-- begin --
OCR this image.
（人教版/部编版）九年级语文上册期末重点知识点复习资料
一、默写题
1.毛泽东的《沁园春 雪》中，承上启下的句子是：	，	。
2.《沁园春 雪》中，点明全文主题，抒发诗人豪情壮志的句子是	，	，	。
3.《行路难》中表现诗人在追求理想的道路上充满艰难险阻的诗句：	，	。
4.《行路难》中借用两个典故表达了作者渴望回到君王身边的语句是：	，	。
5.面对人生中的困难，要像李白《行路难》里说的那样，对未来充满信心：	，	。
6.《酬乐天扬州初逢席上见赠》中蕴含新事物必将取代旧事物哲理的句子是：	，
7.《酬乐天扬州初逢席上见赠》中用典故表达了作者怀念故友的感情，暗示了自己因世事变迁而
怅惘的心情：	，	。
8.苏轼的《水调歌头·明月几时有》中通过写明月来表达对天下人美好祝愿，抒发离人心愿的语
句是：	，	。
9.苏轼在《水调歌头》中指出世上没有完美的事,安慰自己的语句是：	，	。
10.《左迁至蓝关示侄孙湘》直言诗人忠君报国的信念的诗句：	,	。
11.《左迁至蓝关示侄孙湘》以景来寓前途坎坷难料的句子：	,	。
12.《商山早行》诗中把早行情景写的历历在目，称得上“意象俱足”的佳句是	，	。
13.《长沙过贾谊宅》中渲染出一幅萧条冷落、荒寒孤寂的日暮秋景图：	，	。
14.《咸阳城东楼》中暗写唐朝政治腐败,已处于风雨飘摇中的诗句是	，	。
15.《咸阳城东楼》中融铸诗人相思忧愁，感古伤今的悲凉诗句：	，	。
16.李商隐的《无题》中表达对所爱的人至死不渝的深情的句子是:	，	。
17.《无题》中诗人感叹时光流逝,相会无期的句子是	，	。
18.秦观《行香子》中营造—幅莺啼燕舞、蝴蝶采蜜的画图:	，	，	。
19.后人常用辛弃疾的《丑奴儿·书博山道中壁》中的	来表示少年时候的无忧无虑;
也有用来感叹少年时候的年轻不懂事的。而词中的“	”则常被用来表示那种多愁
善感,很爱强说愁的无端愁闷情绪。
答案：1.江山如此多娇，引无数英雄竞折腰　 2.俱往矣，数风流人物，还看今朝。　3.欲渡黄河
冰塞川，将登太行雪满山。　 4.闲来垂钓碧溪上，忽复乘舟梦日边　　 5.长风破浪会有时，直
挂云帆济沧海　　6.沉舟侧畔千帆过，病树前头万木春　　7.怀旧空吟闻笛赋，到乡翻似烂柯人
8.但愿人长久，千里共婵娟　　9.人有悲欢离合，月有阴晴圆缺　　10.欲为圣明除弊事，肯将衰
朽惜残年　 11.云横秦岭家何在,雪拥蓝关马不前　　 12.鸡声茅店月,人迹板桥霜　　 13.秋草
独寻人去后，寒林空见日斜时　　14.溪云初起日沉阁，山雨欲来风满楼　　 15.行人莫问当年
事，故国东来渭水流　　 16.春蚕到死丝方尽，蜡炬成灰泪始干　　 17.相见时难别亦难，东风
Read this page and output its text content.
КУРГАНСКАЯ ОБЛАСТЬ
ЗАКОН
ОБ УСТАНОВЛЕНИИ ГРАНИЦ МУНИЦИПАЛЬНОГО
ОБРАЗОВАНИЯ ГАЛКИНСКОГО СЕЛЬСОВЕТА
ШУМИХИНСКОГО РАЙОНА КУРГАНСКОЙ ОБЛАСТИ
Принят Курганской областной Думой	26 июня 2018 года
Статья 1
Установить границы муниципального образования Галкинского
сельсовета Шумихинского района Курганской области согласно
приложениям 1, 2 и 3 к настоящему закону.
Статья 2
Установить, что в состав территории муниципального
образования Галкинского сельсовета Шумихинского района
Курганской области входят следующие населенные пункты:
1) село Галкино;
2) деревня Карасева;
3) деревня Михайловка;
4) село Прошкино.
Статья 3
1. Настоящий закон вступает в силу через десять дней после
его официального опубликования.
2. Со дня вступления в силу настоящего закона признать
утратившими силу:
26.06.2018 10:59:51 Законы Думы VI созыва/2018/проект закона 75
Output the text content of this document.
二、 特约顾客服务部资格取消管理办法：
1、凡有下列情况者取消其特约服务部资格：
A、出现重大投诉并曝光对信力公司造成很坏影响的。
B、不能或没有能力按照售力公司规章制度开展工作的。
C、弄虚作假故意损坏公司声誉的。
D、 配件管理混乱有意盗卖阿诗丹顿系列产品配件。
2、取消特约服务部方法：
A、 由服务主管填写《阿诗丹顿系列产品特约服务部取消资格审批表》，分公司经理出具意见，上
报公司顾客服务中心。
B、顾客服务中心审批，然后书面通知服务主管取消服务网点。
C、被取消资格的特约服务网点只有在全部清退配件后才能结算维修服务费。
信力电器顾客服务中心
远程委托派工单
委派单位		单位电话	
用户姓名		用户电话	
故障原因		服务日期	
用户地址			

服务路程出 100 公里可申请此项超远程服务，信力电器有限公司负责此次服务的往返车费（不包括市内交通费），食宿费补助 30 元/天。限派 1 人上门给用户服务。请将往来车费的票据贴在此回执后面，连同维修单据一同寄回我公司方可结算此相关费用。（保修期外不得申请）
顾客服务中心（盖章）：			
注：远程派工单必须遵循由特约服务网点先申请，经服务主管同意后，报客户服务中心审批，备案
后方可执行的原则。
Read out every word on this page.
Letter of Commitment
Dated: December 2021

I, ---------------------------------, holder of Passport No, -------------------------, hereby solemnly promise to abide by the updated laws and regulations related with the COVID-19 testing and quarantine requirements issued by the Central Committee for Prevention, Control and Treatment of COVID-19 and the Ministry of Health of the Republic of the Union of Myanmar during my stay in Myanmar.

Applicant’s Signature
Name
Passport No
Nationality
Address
-- end --
What is being asked: Reproduce exactly, with nothing added, the lines from the one that contains "Read out every word on this page." to the end of the data.

Task answer:
Read out every word on this page.
Letter of Commitment
Dated: December 2021

I, ---------------------------------, holder of Passport No, -------------------------, hereby solemnly promise to abide by the updated laws and regulations related with the COVID-19 testing and quarantine requirements issued by the Central Committee for Prevention, Control and Treatment of COVID-19 and the Ministry of Health of the Republic of the Union of Myanmar during my stay in Myanmar.

Applicant’s Signature
Name
Passport No
Nationality
Address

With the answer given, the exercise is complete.